Can you copy out the data exactly? Leave the images out.

═══ Supplied data

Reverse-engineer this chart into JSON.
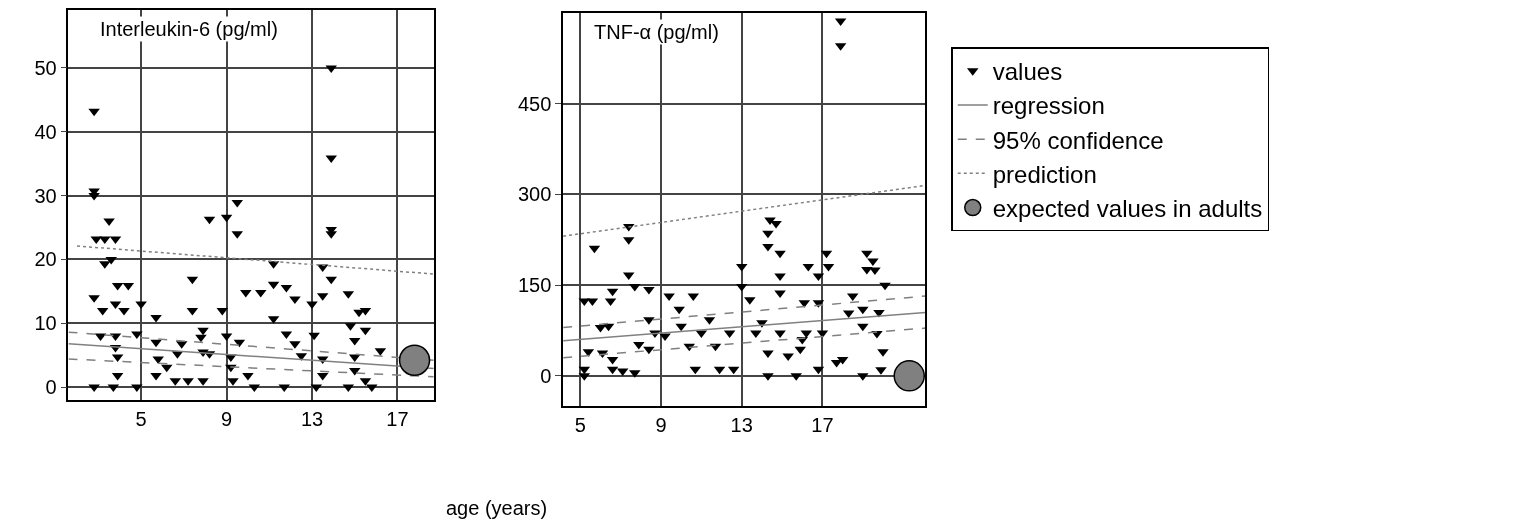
{
  "chart_data": [
    {
      "type": "scatter",
      "title": "Interleukin-6 (pg/ml)",
      "xlabel": "age (years)",
      "xlim": [
        1.6,
        18.7
      ],
      "ylim": [
        -2,
        59
      ],
      "xticks": [
        5,
        9,
        13,
        17
      ],
      "yticks": [
        0,
        10,
        20,
        30,
        40,
        50
      ],
      "grid": true,
      "series": [
        {
          "color": "#000000",
          "marker": "triangle",
          "x": [
            2.8,
            2.8,
            2.8,
            3.5,
            2.9,
            3.3,
            3.8,
            3.3,
            3.6,
            3.9,
            4.4,
            2.8,
            3.2,
            3.8,
            4.2,
            5.0,
            3.1,
            3.8,
            3.8,
            3.9,
            3.9,
            4.8,
            5.7,
            5.7,
            5.8,
            6.2,
            5.7,
            6.9,
            6.7,
            7.4,
            7.4,
            7.9,
            8.2,
            7.8,
            7.9,
            8.2,
            9.0,
            9.5,
            9.5,
            8.8,
            9.0,
            9.6,
            9.2,
            9.2,
            10.0,
            9.9,
            10.6,
            11.2,
            11.2,
            11.8,
            12.2,
            11.2,
            11.8,
            12.2,
            12.5,
            13.0,
            13.1,
            13.5,
            13.9,
            13.9,
            13.9,
            13.9,
            13.9,
            13.5,
            13.5,
            13.5,
            14.7,
            15.2,
            15.5,
            14.8,
            15.0,
            15.5,
            15.0,
            15.0,
            16.2,
            15.5,
            2.8,
            3.7,
            4.8,
            6.6,
            7.2,
            7.9,
            9.3,
            10.3,
            11.7,
            13.2,
            14.7,
            15.8
          ],
          "values": [
            43.2,
            30.7,
            30.0,
            26.0,
            23.2,
            23.2,
            23.2,
            19.3,
            20.0,
            15.9,
            15.9,
            14.0,
            12.0,
            13.0,
            12.0,
            13.0,
            8.0,
            8.0,
            6.2,
            4.7,
            1.8,
            8.3,
            10.9,
            7.0,
            4.4,
            3.1,
            1.8,
            6.8,
            5.2,
            16.9,
            12.0,
            8.9,
            26.3,
            7.8,
            5.5,
            5.2,
            26.6,
            28.9,
            24.0,
            12.0,
            8.0,
            7.0,
            4.7,
            3.1,
            1.8,
            14.8,
            14.8,
            19.3,
            16.1,
            15.6,
            13.8,
            10.7,
            8.3,
            6.8,
            4.9,
            13.0,
            8.1,
            18.8,
            50.0,
            35.9,
            24.7,
            24.0,
            16.9,
            14.3,
            4.4,
            1.8,
            14.6,
            11.7,
            12.0,
            9.6,
            7.3,
            8.9,
            4.7,
            2.6,
            5.7,
            1.0,
            0,
            0,
            0,
            1.0,
            1.0,
            1.0,
            1.0,
            0,
            0,
            0,
            0,
            0
          ]
        },
        {
          "type": "line",
          "color": "#808080",
          "line_style": "solid",
          "x": [
            1.6,
            18.7
          ],
          "values": [
            6.8,
            2.9
          ]
        },
        {
          "type": "line",
          "color": "#808080",
          "line_style": "dashed",
          "x": [
            1.6,
            18.7
          ],
          "values": [
            8.6,
            4.2
          ]
        },
        {
          "type": "line",
          "color": "#808080",
          "line_style": "dashed",
          "x": [
            1.6,
            18.7
          ],
          "values": [
            4.4,
            1.6
          ]
        },
        {
          "type": "line",
          "color": "#808080",
          "line_style": "dotted",
          "x": [
            2.0,
            18.7
          ],
          "values": [
            22.1,
            17.7
          ]
        },
        {
          "type": "scatter",
          "color": "#808080",
          "marker": "circle",
          "x": [
            17.8
          ],
          "values": [
            4.2
          ]
        }
      ]
    },
    {
      "type": "scatter",
      "title": "TNF-α (pg/ml)",
      "xlim": [
        4.15,
        22.1
      ],
      "ylim": [
        -50,
        600
      ],
      "xticks": [
        5,
        9,
        13,
        17
      ],
      "yticks": [
        0,
        150,
        300,
        450
      ],
      "grid": true,
      "legend": "right",
      "series": [
        {
          "name": "values",
          "color": "#000000",
          "marker": "triangle",
          "x": [
            5.7,
            7.4,
            7.4,
            7.4,
            7.7,
            8.4,
            5.2,
            5.6,
            6.6,
            6.5,
            6.0,
            6.4,
            5.4,
            6.1,
            6.6,
            5.2,
            6.6,
            7.1,
            7.7,
            5.2,
            7.9,
            8.4,
            8.7,
            8.4,
            9.4,
            9.9,
            10.6,
            9.2,
            10.0,
            10.4,
            10.7,
            11.0,
            11.4,
            11.7,
            11.9,
            12.4,
            12.6,
            13.0,
            13.0,
            13.4,
            13.7,
            14.0,
            14.3,
            14.3,
            14.3,
            14.4,
            14.7,
            14.3,
            14.9,
            14.9,
            14.9,
            14.9,
            15.3,
            15.7,
            15.9,
            16.2,
            16.0,
            16.3,
            16.1,
            16.8,
            16.8,
            17.2,
            17.3,
            17.0,
            16.8,
            17.7,
            18.0,
            18.3,
            18.5,
            19.0,
            19.0,
            19.2,
            19.2,
            19.0,
            17.9,
            17.9,
            19.5,
            19.6,
            20.1,
            19.8,
            19.7,
            20.0,
            19.9
          ],
          "values": [
            211,
            247,
            225,
            167,
            148,
            143,
            124,
            124,
            140,
            124,
            80,
            82,
            40,
            38,
            27,
            11,
            11,
            8,
            5,
            0,
            52,
            93,
            71,
            44,
            132,
            110,
            132,
            66,
            82,
            49,
            11,
            71,
            93,
            49,
            11,
            71,
            11,
            181,
            148,
            126,
            71,
            88,
            38,
            0,
            236,
            258,
            252,
            214,
            203,
            165,
            137,
            71,
            33,
            0,
            44,
            71,
            60,
            181,
            121,
            121,
            165,
            203,
            181,
            71,
            11,
            22,
            27,
            104,
            132,
            110,
            82,
            203,
            176,
            0,
            587,
            546,
            190,
            175,
            150,
            105,
            70,
            40,
            10
          ]
        },
        {
          "name": "regression",
          "type": "line",
          "color": "#808080",
          "line_style": "solid",
          "x": [
            4.15,
            22.1
          ],
          "values": [
            58,
            105
          ]
        },
        {
          "name": "95% confidence",
          "type": "line",
          "color": "#808080",
          "line_style": "dashed",
          "x": [
            4.15,
            22.1
          ],
          "values": [
            80,
            132
          ]
        },
        {
          "type": "line",
          "color": "#808080",
          "line_style": "dashed",
          "x": [
            4.15,
            22.1
          ],
          "values": [
            30,
            79
          ]
        },
        {
          "name": "prediction",
          "type": "line",
          "color": "#808080",
          "line_style": "dotted",
          "x": [
            4.15,
            22.1
          ],
          "values": [
            231,
            315
          ]
        },
        {
          "name": "expected values in adults",
          "type": "scatter",
          "color": "#808080",
          "marker": "circle",
          "x": [
            21.3
          ],
          "values": [
            0
          ]
        }
      ]
    }
  ]
}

══════

▶ The solution
Reverse-engineer this chart into JSON.
{
  "chart_data": [
    {
      "type": "scatter",
      "title": "Interleukin-6 (pg/ml)",
      "xlabel": "age (years)",
      "xlim": [
        1.6,
        18.7
      ],
      "ylim": [
        -2,
        59
      ],
      "xticks": [
        5,
        9,
        13,
        17
      ],
      "yticks": [
        0,
        10,
        20,
        30,
        40,
        50
      ],
      "grid": true,
      "series": [
        {
          "color": "#000000",
          "marker": "triangle",
          "x": [
            2.8,
            2.8,
            2.8,
            3.5,
            2.9,
            3.3,
            3.8,
            3.3,
            3.6,
            3.9,
            4.4,
            2.8,
            3.2,
            3.8,
            4.2,
            5.0,
            3.1,
            3.8,
            3.8,
            3.9,
            3.9,
            4.8,
            5.7,
            5.7,
            5.8,
            6.2,
            5.7,
            6.9,
            6.7,
            7.4,
            7.4,
            7.9,
            8.2,
            7.8,
            7.9,
            8.2,
            9.0,
            9.5,
            9.5,
            8.8,
            9.0,
            9.6,
            9.2,
            9.2,
            10.0,
            9.9,
            10.6,
            11.2,
            11.2,
            11.8,
            12.2,
            11.2,
            11.8,
            12.2,
            12.5,
            13.0,
            13.1,
            13.5,
            13.9,
            13.9,
            13.9,
            13.9,
            13.9,
            13.5,
            13.5,
            13.5,
            14.7,
            15.2,
            15.5,
            14.8,
            15.0,
            15.5,
            15.0,
            15.0,
            16.2,
            15.5,
            2.8,
            3.7,
            4.8,
            6.6,
            7.2,
            7.9,
            9.3,
            10.3,
            11.7,
            13.2,
            14.7,
            15.8
          ],
          "values": [
            43.2,
            30.7,
            30.0,
            26.0,
            23.2,
            23.2,
            23.2,
            19.3,
            20.0,
            15.9,
            15.9,
            14.0,
            12.0,
            13.0,
            12.0,
            13.0,
            8.0,
            8.0,
            6.2,
            4.7,
            1.8,
            8.3,
            10.9,
            7.0,
            4.4,
            3.1,
            1.8,
            6.8,
            5.2,
            16.9,
            12.0,
            8.9,
            26.3,
            7.8,
            5.5,
            5.2,
            26.6,
            28.9,
            24.0,
            12.0,
            8.0,
            7.0,
            4.7,
            3.1,
            1.8,
            14.8,
            14.8,
            19.3,
            16.1,
            15.6,
            13.8,
            10.7,
            8.3,
            6.8,
            4.9,
            13.0,
            8.1,
            18.8,
            50.0,
            35.9,
            24.7,
            24.0,
            16.9,
            14.3,
            4.4,
            1.8,
            14.6,
            11.7,
            12.0,
            9.6,
            7.3,
            8.9,
            4.7,
            2.6,
            5.7,
            1.0,
            0,
            0,
            0,
            1.0,
            1.0,
            1.0,
            1.0,
            0,
            0,
            0,
            0,
            0
          ]
        },
        {
          "type": "line",
          "color": "#808080",
          "line_style": "solid",
          "x": [
            1.6,
            18.7
          ],
          "values": [
            6.8,
            2.9
          ]
        },
        {
          "type": "line",
          "color": "#808080",
          "line_style": "dashed",
          "x": [
            1.6,
            18.7
          ],
          "values": [
            8.6,
            4.2
          ]
        },
        {
          "type": "line",
          "color": "#808080",
          "line_style": "dashed",
          "x": [
            1.6,
            18.7
          ],
          "values": [
            4.4,
            1.6
          ]
        },
        {
          "type": "line",
          "color": "#808080",
          "line_style": "dotted",
          "x": [
            2.0,
            18.7
          ],
          "values": [
            22.1,
            17.7
          ]
        },
        {
          "type": "scatter",
          "color": "#808080",
          "marker": "circle",
          "x": [
            17.8
          ],
          "values": [
            4.2
          ]
        }
      ]
    },
    {
      "type": "scatter",
      "title": "TNF-α (pg/ml)",
      "xlim": [
        4.15,
        22.1
      ],
      "ylim": [
        -50,
        600
      ],
      "xticks": [
        5,
        9,
        13,
        17
      ],
      "yticks": [
        0,
        150,
        300,
        450
      ],
      "grid": true,
      "legend": "right",
      "series": [
        {
          "name": "values",
          "color": "#000000",
          "marker": "triangle",
          "x": [
            5.7,
            7.4,
            7.4,
            7.4,
            7.7,
            8.4,
            5.2,
            5.6,
            6.6,
            6.5,
            6.0,
            6.4,
            5.4,
            6.1,
            6.6,
            5.2,
            6.6,
            7.1,
            7.7,
            5.2,
            7.9,
            8.4,
            8.7,
            8.4,
            9.4,
            9.9,
            10.6,
            9.2,
            10.0,
            10.4,
            10.7,
            11.0,
            11.4,
            11.7,
            11.9,
            12.4,
            12.6,
            13.0,
            13.0,
            13.4,
            13.7,
            14.0,
            14.3,
            14.3,
            14.3,
            14.4,
            14.7,
            14.3,
            14.9,
            14.9,
            14.9,
            14.9,
            15.3,
            15.7,
            15.9,
            16.2,
            16.0,
            16.3,
            16.1,
            16.8,
            16.8,
            17.2,
            17.3,
            17.0,
            16.8,
            17.7,
            18.0,
            18.3,
            18.5,
            19.0,
            19.0,
            19.2,
            19.2,
            19.0,
            17.9,
            17.9,
            19.5,
            19.6,
            20.1,
            19.8,
            19.7,
            20.0,
            19.9
          ],
          "values": [
            211,
            247,
            225,
            167,
            148,
            143,
            124,
            124,
            140,
            124,
            80,
            82,
            40,
            38,
            27,
            11,
            11,
            8,
            5,
            0,
            52,
            93,
            71,
            44,
            132,
            110,
            132,
            66,
            82,
            49,
            11,
            71,
            93,
            49,
            11,
            71,
            11,
            181,
            148,
            126,
            71,
            88,
            38,
            0,
            236,
            258,
            252,
            214,
            203,
            165,
            137,
            71,
            33,
            0,
            44,
            71,
            60,
            181,
            121,
            121,
            165,
            203,
            181,
            71,
            11,
            22,
            27,
            104,
            132,
            110,
            82,
            203,
            176,
            0,
            587,
            546,
            190,
            175,
            150,
            105,
            70,
            40,
            10
          ]
        },
        {
          "name": "regression",
          "type": "line",
          "color": "#808080",
          "line_style": "solid",
          "x": [
            4.15,
            22.1
          ],
          "values": [
            58,
            105
          ]
        },
        {
          "name": "95% confidence",
          "type": "line",
          "color": "#808080",
          "line_style": "dashed",
          "x": [
            4.15,
            22.1
          ],
          "values": [
            80,
            132
          ]
        },
        {
          "type": "line",
          "color": "#808080",
          "line_style": "dashed",
          "x": [
            4.15,
            22.1
          ],
          "values": [
            30,
            79
          ]
        },
        {
          "name": "prediction",
          "type": "line",
          "color": "#808080",
          "line_style": "dotted",
          "x": [
            4.15,
            22.1
          ],
          "values": [
            231,
            315
          ]
        },
        {
          "name": "expected values in adults",
          "type": "scatter",
          "color": "#808080",
          "marker": "circle",
          "x": [
            21.3
          ],
          "values": [
            0
          ]
        }
      ]
    }
  ]
}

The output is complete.